Nothing in the records may be left out or altered; reproduce them all exactly.

+ + + + +

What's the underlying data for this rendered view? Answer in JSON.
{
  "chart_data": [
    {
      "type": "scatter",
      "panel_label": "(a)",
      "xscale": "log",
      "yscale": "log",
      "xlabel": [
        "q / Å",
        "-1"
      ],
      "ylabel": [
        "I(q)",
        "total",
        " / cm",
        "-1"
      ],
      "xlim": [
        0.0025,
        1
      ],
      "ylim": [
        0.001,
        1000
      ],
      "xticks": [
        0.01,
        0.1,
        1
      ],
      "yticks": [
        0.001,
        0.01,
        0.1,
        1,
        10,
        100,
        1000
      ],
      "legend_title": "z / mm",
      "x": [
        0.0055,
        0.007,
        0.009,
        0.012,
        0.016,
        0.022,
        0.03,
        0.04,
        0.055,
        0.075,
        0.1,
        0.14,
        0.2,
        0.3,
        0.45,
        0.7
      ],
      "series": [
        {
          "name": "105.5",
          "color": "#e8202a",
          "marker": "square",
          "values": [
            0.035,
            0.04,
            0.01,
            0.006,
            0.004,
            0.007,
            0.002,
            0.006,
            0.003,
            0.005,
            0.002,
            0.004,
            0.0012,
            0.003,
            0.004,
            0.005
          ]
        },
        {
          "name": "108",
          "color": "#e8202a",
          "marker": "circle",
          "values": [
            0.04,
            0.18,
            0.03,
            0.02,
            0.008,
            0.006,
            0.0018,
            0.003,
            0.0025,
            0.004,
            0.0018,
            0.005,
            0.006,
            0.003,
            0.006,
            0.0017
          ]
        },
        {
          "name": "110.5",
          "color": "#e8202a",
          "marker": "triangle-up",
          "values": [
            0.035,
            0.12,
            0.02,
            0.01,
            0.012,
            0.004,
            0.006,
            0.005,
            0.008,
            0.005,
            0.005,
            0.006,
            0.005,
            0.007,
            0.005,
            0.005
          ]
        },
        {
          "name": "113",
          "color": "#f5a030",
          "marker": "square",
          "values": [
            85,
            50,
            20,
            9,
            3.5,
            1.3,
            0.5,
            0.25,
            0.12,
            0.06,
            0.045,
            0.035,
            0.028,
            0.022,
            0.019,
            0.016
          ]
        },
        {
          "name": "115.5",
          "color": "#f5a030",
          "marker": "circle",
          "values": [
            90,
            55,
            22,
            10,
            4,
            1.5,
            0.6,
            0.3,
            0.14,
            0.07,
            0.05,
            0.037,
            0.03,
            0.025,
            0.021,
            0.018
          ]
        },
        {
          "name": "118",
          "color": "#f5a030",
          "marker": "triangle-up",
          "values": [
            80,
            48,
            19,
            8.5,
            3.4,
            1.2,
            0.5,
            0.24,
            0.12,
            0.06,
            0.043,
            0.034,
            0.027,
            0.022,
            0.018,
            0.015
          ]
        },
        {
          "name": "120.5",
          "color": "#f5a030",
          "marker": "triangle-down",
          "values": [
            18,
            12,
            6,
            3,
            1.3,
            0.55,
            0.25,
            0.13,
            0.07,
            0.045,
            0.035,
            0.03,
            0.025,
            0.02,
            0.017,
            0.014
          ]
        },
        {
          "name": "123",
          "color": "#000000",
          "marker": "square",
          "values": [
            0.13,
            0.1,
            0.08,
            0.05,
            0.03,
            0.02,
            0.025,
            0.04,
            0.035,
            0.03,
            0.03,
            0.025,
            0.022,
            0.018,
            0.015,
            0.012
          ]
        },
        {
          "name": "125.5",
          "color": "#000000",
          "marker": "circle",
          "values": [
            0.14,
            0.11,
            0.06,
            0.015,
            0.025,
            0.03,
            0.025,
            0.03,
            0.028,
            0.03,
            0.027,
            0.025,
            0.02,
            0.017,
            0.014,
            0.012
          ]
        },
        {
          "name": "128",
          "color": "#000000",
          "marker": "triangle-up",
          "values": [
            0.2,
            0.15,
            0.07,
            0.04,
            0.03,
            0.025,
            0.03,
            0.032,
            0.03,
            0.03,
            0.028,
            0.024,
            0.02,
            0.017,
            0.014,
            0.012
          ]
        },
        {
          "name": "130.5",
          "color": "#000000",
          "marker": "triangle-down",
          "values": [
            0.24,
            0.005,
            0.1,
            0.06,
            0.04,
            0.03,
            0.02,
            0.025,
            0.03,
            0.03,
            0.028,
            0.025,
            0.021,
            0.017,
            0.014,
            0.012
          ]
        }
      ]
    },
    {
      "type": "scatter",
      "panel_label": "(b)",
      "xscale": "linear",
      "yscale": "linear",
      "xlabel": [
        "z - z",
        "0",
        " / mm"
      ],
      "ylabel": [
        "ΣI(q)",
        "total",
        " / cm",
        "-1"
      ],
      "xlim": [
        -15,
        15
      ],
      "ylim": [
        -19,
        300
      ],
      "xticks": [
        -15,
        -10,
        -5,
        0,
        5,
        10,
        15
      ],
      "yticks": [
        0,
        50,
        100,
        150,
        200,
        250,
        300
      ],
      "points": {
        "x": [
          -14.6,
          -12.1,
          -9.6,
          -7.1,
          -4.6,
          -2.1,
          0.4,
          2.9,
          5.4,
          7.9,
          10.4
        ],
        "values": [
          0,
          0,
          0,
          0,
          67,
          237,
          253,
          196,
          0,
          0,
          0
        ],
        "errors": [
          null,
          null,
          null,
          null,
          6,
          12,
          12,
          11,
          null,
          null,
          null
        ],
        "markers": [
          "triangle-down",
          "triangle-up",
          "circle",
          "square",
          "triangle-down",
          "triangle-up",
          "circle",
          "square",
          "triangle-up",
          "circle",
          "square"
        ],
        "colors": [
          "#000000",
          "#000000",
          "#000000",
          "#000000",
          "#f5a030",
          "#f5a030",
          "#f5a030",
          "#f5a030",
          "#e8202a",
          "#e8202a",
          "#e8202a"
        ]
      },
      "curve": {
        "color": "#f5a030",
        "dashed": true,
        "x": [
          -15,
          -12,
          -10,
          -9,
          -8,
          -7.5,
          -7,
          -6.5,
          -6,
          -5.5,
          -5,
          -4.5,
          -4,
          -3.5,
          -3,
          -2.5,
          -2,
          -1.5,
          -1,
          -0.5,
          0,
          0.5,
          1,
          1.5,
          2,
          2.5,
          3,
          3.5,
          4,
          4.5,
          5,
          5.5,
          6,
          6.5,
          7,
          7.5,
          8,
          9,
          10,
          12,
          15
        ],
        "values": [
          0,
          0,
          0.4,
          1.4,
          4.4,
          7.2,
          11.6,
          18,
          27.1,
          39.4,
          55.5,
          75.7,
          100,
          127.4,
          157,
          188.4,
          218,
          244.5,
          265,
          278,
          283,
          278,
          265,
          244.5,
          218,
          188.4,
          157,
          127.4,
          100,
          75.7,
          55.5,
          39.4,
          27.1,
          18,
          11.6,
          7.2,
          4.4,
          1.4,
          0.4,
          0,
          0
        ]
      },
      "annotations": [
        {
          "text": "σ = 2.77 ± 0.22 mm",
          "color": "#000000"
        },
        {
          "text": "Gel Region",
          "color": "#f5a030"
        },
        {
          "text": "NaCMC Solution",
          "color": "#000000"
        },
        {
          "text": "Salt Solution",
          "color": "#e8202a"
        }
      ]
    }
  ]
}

+ + + + +

• [Worked solution]
What's the underlying data for this rendered view? Answer in JSON.
{
  "chart_data": [
    {
      "type": "scatter",
      "panel_label": "(a)",
      "xscale": "log",
      "yscale": "log",
      "xlabel": [
        "q / Å",
        "-1"
      ],
      "ylabel": [
        "I(q)",
        "total",
        " / cm",
        "-1"
      ],
      "xlim": [
        0.0025,
        1
      ],
      "ylim": [
        0.001,
        1000
      ],
      "xticks": [
        0.01,
        0.1,
        1
      ],
      "yticks": [
        0.001,
        0.01,
        0.1,
        1,
        10,
        100,
        1000
      ],
      "legend_title": "z / mm",
      "x": [
        0.0055,
        0.007,
        0.009,
        0.012,
        0.016,
        0.022,
        0.03,
        0.04,
        0.055,
        0.075,
        0.1,
        0.14,
        0.2,
        0.3,
        0.45,
        0.7
      ],
      "series": [
        {
          "name": "105.5",
          "color": "#e8202a",
          "marker": "square",
          "values": [
            0.035,
            0.04,
            0.01,
            0.006,
            0.004,
            0.007,
            0.002,
            0.006,
            0.003,
            0.005,
            0.002,
            0.004,
            0.0012,
            0.003,
            0.004,
            0.005
          ]
        },
        {
          "name": "108",
          "color": "#e8202a",
          "marker": "circle",
          "values": [
            0.04,
            0.18,
            0.03,
            0.02,
            0.008,
            0.006,
            0.0018,
            0.003,
            0.0025,
            0.004,
            0.0018,
            0.005,
            0.006,
            0.003,
            0.006,
            0.0017
          ]
        },
        {
          "name": "110.5",
          "color": "#e8202a",
          "marker": "triangle-up",
          "values": [
            0.035,
            0.12,
            0.02,
            0.01,
            0.012,
            0.004,
            0.006,
            0.005,
            0.008,
            0.005,
            0.005,
            0.006,
            0.005,
            0.007,
            0.005,
            0.005
          ]
        },
        {
          "name": "113",
          "color": "#f5a030",
          "marker": "square",
          "values": [
            85,
            50,
            20,
            9,
            3.5,
            1.3,
            0.5,
            0.25,
            0.12,
            0.06,
            0.045,
            0.035,
            0.028,
            0.022,
            0.019,
            0.016
          ]
        },
        {
          "name": "115.5",
          "color": "#f5a030",
          "marker": "circle",
          "values": [
            90,
            55,
            22,
            10,
            4,
            1.5,
            0.6,
            0.3,
            0.14,
            0.07,
            0.05,
            0.037,
            0.03,
            0.025,
            0.021,
            0.018
          ]
        },
        {
          "name": "118",
          "color": "#f5a030",
          "marker": "triangle-up",
          "values": [
            80,
            48,
            19,
            8.5,
            3.4,
            1.2,
            0.5,
            0.24,
            0.12,
            0.06,
            0.043,
            0.034,
            0.027,
            0.022,
            0.018,
            0.015
          ]
        },
        {
          "name": "120.5",
          "color": "#f5a030",
          "marker": "triangle-down",
          "values": [
            18,
            12,
            6,
            3,
            1.3,
            0.55,
            0.25,
            0.13,
            0.07,
            0.045,
            0.035,
            0.03,
            0.025,
            0.02,
            0.017,
            0.014
          ]
        },
        {
          "name": "123",
          "color": "#000000",
          "marker": "square",
          "values": [
            0.13,
            0.1,
            0.08,
            0.05,
            0.03,
            0.02,
            0.025,
            0.04,
            0.035,
            0.03,
            0.03,
            0.025,
            0.022,
            0.018,
            0.015,
            0.012
          ]
        },
        {
          "name": "125.5",
          "color": "#000000",
          "marker": "circle",
          "values": [
            0.14,
            0.11,
            0.06,
            0.015,
            0.025,
            0.03,
            0.025,
            0.03,
            0.028,
            0.03,
            0.027,
            0.025,
            0.02,
            0.017,
            0.014,
            0.012
          ]
        },
        {
          "name": "128",
          "color": "#000000",
          "marker": "triangle-up",
          "values": [
            0.2,
            0.15,
            0.07,
            0.04,
            0.03,
            0.025,
            0.03,
            0.032,
            0.03,
            0.03,
            0.028,
            0.024,
            0.02,
            0.017,
            0.014,
            0.012
          ]
        },
        {
          "name": "130.5",
          "color": "#000000",
          "marker": "triangle-down",
          "values": [
            0.24,
            0.005,
            0.1,
            0.06,
            0.04,
            0.03,
            0.02,
            0.025,
            0.03,
            0.03,
            0.028,
            0.025,
            0.021,
            0.017,
            0.014,
            0.012
          ]
        }
      ]
    },
    {
      "type": "scatter",
      "panel_label": "(b)",
      "xscale": "linear",
      "yscale": "linear",
      "xlabel": [
        "z - z",
        "0",
        " / mm"
      ],
      "ylabel": [
        "ΣI(q)",
        "total",
        " / cm",
        "-1"
      ],
      "xlim": [
        -15,
        15
      ],
      "ylim": [
        -19,
        300
      ],
      "xticks": [
        -15,
        -10,
        -5,
        0,
        5,
        10,
        15
      ],
      "yticks": [
        0,
        50,
        100,
        150,
        200,
        250,
        300
      ],
      "points": {
        "x": [
          -14.6,
          -12.1,
          -9.6,
          -7.1,
          -4.6,
          -2.1,
          0.4,
          2.9,
          5.4,
          7.9,
          10.4
        ],
        "values": [
          0,
          0,
          0,
          0,
          67,
          237,
          253,
          196,
          0,
          0,
          0
        ],
        "errors": [
          null,
          null,
          null,
          null,
          6,
          12,
          12,
          11,
          null,
          null,
          null
        ],
        "markers": [
          "triangle-down",
          "triangle-up",
          "circle",
          "square",
          "triangle-down",
          "triangle-up",
          "circle",
          "square",
          "triangle-up",
          "circle",
          "square"
        ],
        "colors": [
          "#000000",
          "#000000",
          "#000000",
          "#000000",
          "#f5a030",
          "#f5a030",
          "#f5a030",
          "#f5a030",
          "#e8202a",
          "#e8202a",
          "#e8202a"
        ]
      },
      "curve": {
        "color": "#f5a030",
        "dashed": true,
        "x": [
          -15,
          -12,
          -10,
          -9,
          -8,
          -7.5,
          -7,
          -6.5,
          -6,
          -5.5,
          -5,
          -4.5,
          -4,
          -3.5,
          -3,
          -2.5,
          -2,
          -1.5,
          -1,
          -0.5,
          0,
          0.5,
          1,
          1.5,
          2,
          2.5,
          3,
          3.5,
          4,
          4.5,
          5,
          5.5,
          6,
          6.5,
          7,
          7.5,
          8,
          9,
          10,
          12,
          15
        ],
        "values": [
          0,
          0,
          0.4,
          1.4,
          4.4,
          7.2,
          11.6,
          18,
          27.1,
          39.4,
          55.5,
          75.7,
          100,
          127.4,
          157,
          188.4,
          218,
          244.5,
          265,
          278,
          283,
          278,
          265,
          244.5,
          218,
          188.4,
          157,
          127.4,
          100,
          75.7,
          55.5,
          39.4,
          27.1,
          18,
          11.6,
          7.2,
          4.4,
          1.4,
          0.4,
          0,
          0
        ]
      },
      "annotations": [
        {
          "text": "σ = 2.77 ± 0.22 mm",
          "color": "#000000"
        },
        {
          "text": "Gel Region",
          "color": "#f5a030"
        },
        {
          "text": "NaCMC Solution",
          "color": "#000000"
        },
        {
          "text": "Salt Solution",
          "color": "#e8202a"
        }
      ]
    }
  ]
}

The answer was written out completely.